▸ Information provided
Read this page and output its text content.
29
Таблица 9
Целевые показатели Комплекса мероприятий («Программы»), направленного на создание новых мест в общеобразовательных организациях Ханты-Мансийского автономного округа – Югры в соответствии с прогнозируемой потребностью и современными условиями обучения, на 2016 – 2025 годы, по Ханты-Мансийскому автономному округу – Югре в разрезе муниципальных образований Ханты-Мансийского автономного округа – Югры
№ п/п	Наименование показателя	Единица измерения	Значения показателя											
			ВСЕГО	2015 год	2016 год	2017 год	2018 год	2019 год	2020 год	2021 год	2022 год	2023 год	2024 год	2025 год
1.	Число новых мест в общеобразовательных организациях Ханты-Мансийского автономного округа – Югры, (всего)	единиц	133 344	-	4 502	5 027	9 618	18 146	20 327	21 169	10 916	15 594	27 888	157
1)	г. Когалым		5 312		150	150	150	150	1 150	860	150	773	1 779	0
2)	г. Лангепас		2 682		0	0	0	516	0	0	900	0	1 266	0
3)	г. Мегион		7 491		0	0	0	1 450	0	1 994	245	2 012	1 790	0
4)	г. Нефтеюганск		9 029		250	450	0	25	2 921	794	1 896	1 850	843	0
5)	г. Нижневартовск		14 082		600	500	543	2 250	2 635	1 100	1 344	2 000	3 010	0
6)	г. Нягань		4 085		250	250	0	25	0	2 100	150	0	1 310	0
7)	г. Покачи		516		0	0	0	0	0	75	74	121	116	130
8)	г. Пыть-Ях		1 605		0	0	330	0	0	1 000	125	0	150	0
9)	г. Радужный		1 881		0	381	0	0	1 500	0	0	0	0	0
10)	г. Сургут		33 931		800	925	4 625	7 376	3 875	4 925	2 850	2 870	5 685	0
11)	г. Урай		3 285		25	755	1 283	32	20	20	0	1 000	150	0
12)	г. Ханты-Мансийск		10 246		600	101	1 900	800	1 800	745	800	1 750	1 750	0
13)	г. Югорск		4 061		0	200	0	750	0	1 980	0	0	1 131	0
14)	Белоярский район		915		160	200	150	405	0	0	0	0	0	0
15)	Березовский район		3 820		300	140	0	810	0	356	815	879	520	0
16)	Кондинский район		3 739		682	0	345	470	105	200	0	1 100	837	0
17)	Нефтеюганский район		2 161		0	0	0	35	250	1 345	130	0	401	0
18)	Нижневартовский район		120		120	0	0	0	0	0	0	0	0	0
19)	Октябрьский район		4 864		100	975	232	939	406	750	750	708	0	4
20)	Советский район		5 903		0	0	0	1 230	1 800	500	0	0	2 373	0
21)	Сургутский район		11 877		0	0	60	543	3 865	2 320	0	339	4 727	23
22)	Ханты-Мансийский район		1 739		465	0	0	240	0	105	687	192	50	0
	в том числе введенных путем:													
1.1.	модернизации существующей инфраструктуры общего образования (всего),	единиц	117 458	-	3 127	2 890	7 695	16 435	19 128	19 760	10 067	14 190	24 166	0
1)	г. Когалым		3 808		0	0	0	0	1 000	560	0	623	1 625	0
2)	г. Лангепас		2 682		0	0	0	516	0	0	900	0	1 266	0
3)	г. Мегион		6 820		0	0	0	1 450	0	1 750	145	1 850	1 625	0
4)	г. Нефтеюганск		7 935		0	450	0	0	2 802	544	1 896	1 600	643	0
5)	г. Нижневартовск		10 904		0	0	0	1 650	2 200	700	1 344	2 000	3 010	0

▸ What is needed
Quote every line of the data, word for word.

▸ Solved exercise
Read this page and output its text content.
29
Таблица 9
Целевые показатели Комплекса мероприятий («Программы»), направленного на создание новых мест в общеобразовательных организациях Ханты-Мансийского автономного округа – Югры в соответствии с прогнозируемой потребностью и современными условиями обучения, на 2016 – 2025 годы, по Ханты-Мансийскому автономному округу – Югре в разрезе муниципальных образований Ханты-Мансийского автономного округа – Югры
№ п/п	Наименование показателя	Единица измерения	Значения показателя											
			ВСЕГО	2015 год	2016 год	2017 год	2018 год	2019 год	2020 год	2021 год	2022 год	2023 год	2024 год	2025 год
1.	Число новых мест в общеобразовательных организациях Ханты-Мансийского автономного округа – Югры, (всего)	единиц	133 344	-	4 502	5 027	9 618	18 146	20 327	21 169	10 916	15 594	27 888	157
1)	г. Когалым		5 312		150	150	150	150	1 150	860	150	773	1 779	0
2)	г. Лангепас		2 682		0	0	0	516	0	0	900	0	1 266	0
3)	г. Мегион		7 491		0	0	0	1 450	0	1 994	245	2 012	1 790	0
4)	г. Нефтеюганск		9 029		250	450	0	25	2 921	794	1 896	1 850	843	0
5)	г. Нижневартовск		14 082		600	500	543	2 250	2 635	1 100	1 344	2 000	3 010	0
6)	г. Нягань		4 085		250	250	0	25	0	2 100	150	0	1 310	0
7)	г. Покачи		516		0	0	0	0	0	75	74	121	116	130
8)	г. Пыть-Ях		1 605		0	0	330	0	0	1 000	125	0	150	0
9)	г. Радужный		1 881		0	381	0	0	1 500	0	0	0	0	0
10)	г. Сургут		33 931		800	925	4 625	7 376	3 875	4 925	2 850	2 870	5 685	0
11)	г. Урай		3 285		25	755	1 283	32	20	20	0	1 000	150	0
12)	г. Ханты-Мансийск		10 246		600	101	1 900	800	1 800	745	800	1 750	1 750	0
13)	г. Югорск		4 061		0	200	0	750	0	1 980	0	0	1 131	0
14)	Белоярский район		915		160	200	150	405	0	0	0	0	0	0
15)	Березовский район		3 820		300	140	0	810	0	356	815	879	520	0
16)	Кондинский район		3 739		682	0	345	470	105	200	0	1 100	837	0
17)	Нефтеюганский район		2 161		0	0	0	35	250	1 345	130	0	401	0
18)	Нижневартовский район		120		120	0	0	0	0	0	0	0	0	0
19)	Октябрьский район		4 864		100	975	232	939	406	750	750	708	0	4
20)	Советский район		5 903		0	0	0	1 230	1 800	500	0	0	2 373	0
21)	Сургутский район		11 877		0	0	60	543	3 865	2 320	0	339	4 727	23
22)	Ханты-Мансийский район		1 739		465	0	0	240	0	105	687	192	50	0
	в том числе введенных путем:													
1.1.	модернизации существующей инфраструктуры общего образования (всего),	единиц	117 458	-	3 127	2 890	7 695	16 435	19 128	19 760	10 067	14 190	24 166	0
1)	г. Когалым		3 808		0	0	0	0	1 000	560	0	623	1 625	0
2)	г. Лангепас		2 682		0	0	0	516	0	0	900	0	1 266	0
3)	г. Мегион		6 820		0	0	0	1 450	0	1 750	145	1 850	1 625	0
4)	г. Нефтеюганск		7 935		0	450	0	0	2 802	544	1 896	1 600	643	0
5)	г. Нижневартовск		10 904		0	0	0	1 650	2 200	700	1 344	2 000	3 010	0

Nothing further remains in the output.